• [What needs to be done]: Pick out each line below containing "дорог".

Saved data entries
================================

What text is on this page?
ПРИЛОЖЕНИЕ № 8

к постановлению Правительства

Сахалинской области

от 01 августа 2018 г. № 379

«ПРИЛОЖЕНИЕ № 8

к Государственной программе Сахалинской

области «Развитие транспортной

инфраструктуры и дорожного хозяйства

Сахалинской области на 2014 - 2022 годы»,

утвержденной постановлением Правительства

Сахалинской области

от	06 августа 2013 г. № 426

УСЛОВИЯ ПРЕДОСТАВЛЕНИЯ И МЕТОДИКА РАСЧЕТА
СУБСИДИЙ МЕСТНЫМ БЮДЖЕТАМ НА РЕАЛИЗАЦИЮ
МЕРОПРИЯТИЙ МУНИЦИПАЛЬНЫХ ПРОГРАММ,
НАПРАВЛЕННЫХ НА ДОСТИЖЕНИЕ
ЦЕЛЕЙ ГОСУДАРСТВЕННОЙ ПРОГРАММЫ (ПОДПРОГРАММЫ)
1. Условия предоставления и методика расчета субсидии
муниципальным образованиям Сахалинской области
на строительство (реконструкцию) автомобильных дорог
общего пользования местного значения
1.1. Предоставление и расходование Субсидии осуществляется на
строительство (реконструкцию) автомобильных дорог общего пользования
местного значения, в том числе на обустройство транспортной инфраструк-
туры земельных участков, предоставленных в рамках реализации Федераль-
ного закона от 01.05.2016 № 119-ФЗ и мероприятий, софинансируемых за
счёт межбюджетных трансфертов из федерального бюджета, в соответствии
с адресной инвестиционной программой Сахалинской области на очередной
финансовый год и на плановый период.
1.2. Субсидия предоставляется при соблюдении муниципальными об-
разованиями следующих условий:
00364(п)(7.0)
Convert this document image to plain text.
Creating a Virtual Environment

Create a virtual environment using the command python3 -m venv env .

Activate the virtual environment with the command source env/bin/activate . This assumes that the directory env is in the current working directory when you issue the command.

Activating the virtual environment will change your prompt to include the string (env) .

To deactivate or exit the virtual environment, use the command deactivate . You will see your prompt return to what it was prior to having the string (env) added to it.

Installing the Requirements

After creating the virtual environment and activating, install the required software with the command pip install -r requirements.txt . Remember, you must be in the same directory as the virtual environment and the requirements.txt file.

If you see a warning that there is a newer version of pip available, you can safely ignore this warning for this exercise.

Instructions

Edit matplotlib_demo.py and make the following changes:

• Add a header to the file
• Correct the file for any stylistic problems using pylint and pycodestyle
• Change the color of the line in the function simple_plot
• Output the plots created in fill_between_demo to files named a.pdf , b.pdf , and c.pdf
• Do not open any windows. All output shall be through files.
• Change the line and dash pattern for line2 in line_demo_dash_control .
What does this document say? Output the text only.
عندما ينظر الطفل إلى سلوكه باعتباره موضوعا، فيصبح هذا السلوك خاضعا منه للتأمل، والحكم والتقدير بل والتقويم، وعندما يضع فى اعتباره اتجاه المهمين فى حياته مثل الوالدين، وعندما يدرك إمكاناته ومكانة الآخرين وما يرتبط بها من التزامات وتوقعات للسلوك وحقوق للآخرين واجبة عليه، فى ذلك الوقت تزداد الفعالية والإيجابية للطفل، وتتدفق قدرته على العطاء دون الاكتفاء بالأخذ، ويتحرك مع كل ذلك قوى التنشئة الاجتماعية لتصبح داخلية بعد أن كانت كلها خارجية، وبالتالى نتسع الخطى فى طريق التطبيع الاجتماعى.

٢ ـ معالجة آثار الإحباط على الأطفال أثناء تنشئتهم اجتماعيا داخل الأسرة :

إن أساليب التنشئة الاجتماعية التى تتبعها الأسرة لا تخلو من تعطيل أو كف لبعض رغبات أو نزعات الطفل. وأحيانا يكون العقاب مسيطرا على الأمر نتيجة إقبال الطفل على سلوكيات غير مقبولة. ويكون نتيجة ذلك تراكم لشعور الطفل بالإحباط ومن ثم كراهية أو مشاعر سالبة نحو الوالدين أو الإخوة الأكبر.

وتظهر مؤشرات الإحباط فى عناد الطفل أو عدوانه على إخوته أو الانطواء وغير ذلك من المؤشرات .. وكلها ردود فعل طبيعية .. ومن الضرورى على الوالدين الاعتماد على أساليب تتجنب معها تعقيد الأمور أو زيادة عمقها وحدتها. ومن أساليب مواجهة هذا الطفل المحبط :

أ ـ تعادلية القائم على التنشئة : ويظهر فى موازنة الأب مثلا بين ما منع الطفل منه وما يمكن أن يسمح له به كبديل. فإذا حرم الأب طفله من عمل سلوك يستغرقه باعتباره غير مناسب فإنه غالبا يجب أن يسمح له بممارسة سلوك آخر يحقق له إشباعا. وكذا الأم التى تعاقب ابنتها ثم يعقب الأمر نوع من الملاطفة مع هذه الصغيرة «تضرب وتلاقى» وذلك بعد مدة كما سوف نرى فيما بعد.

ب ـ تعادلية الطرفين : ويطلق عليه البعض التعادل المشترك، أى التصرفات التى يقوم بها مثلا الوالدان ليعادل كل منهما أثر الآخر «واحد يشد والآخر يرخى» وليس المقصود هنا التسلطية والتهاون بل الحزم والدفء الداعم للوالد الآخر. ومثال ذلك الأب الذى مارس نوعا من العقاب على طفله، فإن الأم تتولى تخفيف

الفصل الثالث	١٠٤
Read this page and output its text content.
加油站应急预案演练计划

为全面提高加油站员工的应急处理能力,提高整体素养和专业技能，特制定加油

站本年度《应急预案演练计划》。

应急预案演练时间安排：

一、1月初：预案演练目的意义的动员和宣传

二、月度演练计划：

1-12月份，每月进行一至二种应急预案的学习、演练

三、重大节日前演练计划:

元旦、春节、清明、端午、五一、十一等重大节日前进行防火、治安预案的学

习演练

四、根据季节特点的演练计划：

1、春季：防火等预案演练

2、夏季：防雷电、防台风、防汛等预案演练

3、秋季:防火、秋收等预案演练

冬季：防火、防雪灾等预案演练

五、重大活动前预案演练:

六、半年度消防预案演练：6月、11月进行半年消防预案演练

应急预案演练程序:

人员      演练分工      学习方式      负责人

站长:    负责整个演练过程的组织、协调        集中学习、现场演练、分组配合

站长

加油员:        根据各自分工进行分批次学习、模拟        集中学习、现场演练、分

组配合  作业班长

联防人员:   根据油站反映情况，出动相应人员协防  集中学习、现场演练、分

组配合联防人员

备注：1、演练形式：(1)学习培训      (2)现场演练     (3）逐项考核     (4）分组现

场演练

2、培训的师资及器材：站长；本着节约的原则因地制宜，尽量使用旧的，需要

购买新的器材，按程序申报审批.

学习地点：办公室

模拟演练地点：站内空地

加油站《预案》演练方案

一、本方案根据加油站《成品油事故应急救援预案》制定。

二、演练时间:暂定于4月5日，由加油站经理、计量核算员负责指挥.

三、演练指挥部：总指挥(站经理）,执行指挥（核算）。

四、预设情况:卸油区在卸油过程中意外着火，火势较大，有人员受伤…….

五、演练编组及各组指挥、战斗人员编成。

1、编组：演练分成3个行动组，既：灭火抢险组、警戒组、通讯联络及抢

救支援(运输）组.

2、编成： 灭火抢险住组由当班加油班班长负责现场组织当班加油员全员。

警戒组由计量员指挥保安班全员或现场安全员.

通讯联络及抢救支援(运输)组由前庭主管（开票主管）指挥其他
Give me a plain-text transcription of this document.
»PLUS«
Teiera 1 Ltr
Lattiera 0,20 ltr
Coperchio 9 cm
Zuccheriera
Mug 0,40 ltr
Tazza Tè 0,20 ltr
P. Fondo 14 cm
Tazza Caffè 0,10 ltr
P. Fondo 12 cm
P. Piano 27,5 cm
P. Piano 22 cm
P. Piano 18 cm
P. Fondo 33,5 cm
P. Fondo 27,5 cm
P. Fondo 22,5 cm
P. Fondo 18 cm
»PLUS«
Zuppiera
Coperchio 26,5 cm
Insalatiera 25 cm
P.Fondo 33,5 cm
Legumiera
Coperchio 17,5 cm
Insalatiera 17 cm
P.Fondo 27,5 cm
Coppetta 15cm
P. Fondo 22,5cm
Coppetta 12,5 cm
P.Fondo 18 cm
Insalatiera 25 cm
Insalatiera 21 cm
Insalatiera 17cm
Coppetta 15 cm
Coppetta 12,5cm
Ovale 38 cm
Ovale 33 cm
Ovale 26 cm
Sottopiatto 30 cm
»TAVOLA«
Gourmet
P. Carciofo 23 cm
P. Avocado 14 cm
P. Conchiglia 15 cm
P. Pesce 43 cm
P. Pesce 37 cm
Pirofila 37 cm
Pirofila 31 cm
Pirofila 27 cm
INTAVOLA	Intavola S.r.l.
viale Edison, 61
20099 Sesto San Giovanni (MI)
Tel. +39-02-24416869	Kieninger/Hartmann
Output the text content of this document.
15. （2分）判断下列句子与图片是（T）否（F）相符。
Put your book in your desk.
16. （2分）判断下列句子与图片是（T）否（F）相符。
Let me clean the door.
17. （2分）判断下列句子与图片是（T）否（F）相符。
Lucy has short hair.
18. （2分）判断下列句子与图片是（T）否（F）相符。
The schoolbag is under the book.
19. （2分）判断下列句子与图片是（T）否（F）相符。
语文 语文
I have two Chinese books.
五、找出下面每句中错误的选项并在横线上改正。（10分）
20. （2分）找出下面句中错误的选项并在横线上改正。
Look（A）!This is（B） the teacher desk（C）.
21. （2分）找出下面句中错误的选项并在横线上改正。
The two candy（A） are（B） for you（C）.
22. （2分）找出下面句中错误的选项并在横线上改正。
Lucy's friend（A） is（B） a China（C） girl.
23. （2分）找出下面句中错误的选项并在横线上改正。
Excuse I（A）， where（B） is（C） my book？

================================

• [Exercise output]:
на строительство (реконструкцию) автомобильных дорог
строительство (реконструкцию) автомобильных дорог общего пользования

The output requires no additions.